Write the records below out in full, character for character, with no pictures.

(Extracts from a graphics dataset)

=-=-=

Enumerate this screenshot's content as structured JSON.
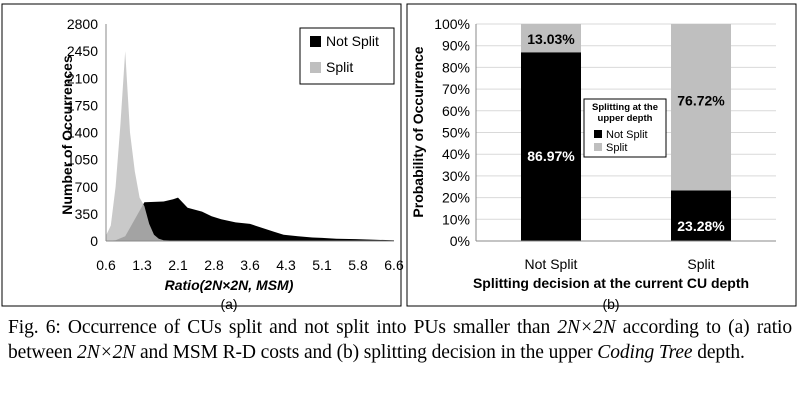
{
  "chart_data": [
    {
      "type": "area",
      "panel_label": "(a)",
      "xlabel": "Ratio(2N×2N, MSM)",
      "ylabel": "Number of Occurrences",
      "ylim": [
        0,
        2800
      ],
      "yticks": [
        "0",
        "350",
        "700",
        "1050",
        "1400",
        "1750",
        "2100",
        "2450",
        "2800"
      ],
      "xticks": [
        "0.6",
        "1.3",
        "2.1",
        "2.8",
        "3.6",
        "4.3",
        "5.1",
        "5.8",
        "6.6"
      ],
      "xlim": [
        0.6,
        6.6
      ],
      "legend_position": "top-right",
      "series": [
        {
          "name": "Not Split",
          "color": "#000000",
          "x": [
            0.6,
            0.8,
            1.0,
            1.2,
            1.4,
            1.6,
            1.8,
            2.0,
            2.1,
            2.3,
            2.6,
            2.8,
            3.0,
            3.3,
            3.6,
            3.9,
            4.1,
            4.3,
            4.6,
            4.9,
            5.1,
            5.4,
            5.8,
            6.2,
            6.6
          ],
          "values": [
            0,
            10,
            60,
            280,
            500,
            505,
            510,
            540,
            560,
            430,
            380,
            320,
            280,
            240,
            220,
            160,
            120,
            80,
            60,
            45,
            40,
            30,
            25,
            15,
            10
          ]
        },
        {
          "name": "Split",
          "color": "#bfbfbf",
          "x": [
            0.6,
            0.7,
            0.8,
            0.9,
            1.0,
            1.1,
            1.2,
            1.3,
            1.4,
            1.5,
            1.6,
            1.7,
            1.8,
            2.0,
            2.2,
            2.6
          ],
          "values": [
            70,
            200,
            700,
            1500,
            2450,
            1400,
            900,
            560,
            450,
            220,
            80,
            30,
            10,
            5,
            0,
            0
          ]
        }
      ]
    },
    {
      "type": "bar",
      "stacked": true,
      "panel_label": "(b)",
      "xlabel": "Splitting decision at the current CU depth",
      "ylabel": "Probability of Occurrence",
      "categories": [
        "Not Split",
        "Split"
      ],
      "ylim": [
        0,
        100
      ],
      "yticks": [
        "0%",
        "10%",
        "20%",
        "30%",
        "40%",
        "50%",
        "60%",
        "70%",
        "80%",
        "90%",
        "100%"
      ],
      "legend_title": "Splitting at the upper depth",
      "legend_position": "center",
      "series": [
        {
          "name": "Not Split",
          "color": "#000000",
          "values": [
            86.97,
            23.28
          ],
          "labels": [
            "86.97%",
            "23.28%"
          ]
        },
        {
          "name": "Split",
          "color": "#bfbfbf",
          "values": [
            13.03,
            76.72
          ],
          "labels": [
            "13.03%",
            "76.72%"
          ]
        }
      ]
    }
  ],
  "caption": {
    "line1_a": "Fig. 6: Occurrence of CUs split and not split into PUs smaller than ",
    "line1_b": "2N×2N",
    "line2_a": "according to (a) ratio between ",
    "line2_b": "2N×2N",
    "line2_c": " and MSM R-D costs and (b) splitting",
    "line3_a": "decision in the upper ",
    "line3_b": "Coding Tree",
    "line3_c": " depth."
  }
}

=-=-=

▸ **Solution to the problem**
Enumerate this screenshot's content as structured JSON.
{
  "chart_data": [
    {
      "type": "area",
      "panel_label": "(a)",
      "xlabel": "Ratio(2N×2N, MSM)",
      "ylabel": "Number of Occurrences",
      "ylim": [
        0,
        2800
      ],
      "yticks": [
        "0",
        "350",
        "700",
        "1050",
        "1400",
        "1750",
        "2100",
        "2450",
        "2800"
      ],
      "xticks": [
        "0.6",
        "1.3",
        "2.1",
        "2.8",
        "3.6",
        "4.3",
        "5.1",
        "5.8",
        "6.6"
      ],
      "xlim": [
        0.6,
        6.6
      ],
      "legend_position": "top-right",
      "series": [
        {
          "name": "Not Split",
          "color": "#000000",
          "x": [
            0.6,
            0.8,
            1.0,
            1.2,
            1.4,
            1.6,
            1.8,
            2.0,
            2.1,
            2.3,
            2.6,
            2.8,
            3.0,
            3.3,
            3.6,
            3.9,
            4.1,
            4.3,
            4.6,
            4.9,
            5.1,
            5.4,
            5.8,
            6.2,
            6.6
          ],
          "values": [
            0,
            10,
            60,
            280,
            500,
            505,
            510,
            540,
            560,
            430,
            380,
            320,
            280,
            240,
            220,
            160,
            120,
            80,
            60,
            45,
            40,
            30,
            25,
            15,
            10
          ]
        },
        {
          "name": "Split",
          "color": "#bfbfbf",
          "x": [
            0.6,
            0.7,
            0.8,
            0.9,
            1.0,
            1.1,
            1.2,
            1.3,
            1.4,
            1.5,
            1.6,
            1.7,
            1.8,
            2.0,
            2.2,
            2.6
          ],
          "values": [
            70,
            200,
            700,
            1500,
            2450,
            1400,
            900,
            560,
            450,
            220,
            80,
            30,
            10,
            5,
            0,
            0
          ]
        }
      ]
    },
    {
      "type": "bar",
      "stacked": true,
      "panel_label": "(b)",
      "xlabel": "Splitting decision at the current CU depth",
      "ylabel": "Probability of Occurrence",
      "categories": [
        "Not Split",
        "Split"
      ],
      "ylim": [
        0,
        100
      ],
      "yticks": [
        "0%",
        "10%",
        "20%",
        "30%",
        "40%",
        "50%",
        "60%",
        "70%",
        "80%",
        "90%",
        "100%"
      ],
      "legend_title": "Splitting at the upper depth",
      "legend_position": "center",
      "series": [
        {
          "name": "Not Split",
          "color": "#000000",
          "values": [
            86.97,
            23.28
          ],
          "labels": [
            "86.97%",
            "23.28%"
          ]
        },
        {
          "name": "Split",
          "color": "#bfbfbf",
          "values": [
            13.03,
            76.72
          ],
          "labels": [
            "13.03%",
            "76.72%"
          ]
        }
      ]
    }
  ],
  "caption": {
    "line1_a": "Fig. 6: Occurrence of CUs split and not split into PUs smaller than ",
    "line1_b": "2N×2N",
    "line2_a": "according to (a) ratio between ",
    "line2_b": "2N×2N",
    "line2_c": " and MSM R-D costs and (b) splitting",
    "line3_a": "decision in the upper ",
    "line3_b": "Coding Tree",
    "line3_c": " depth."
  }
}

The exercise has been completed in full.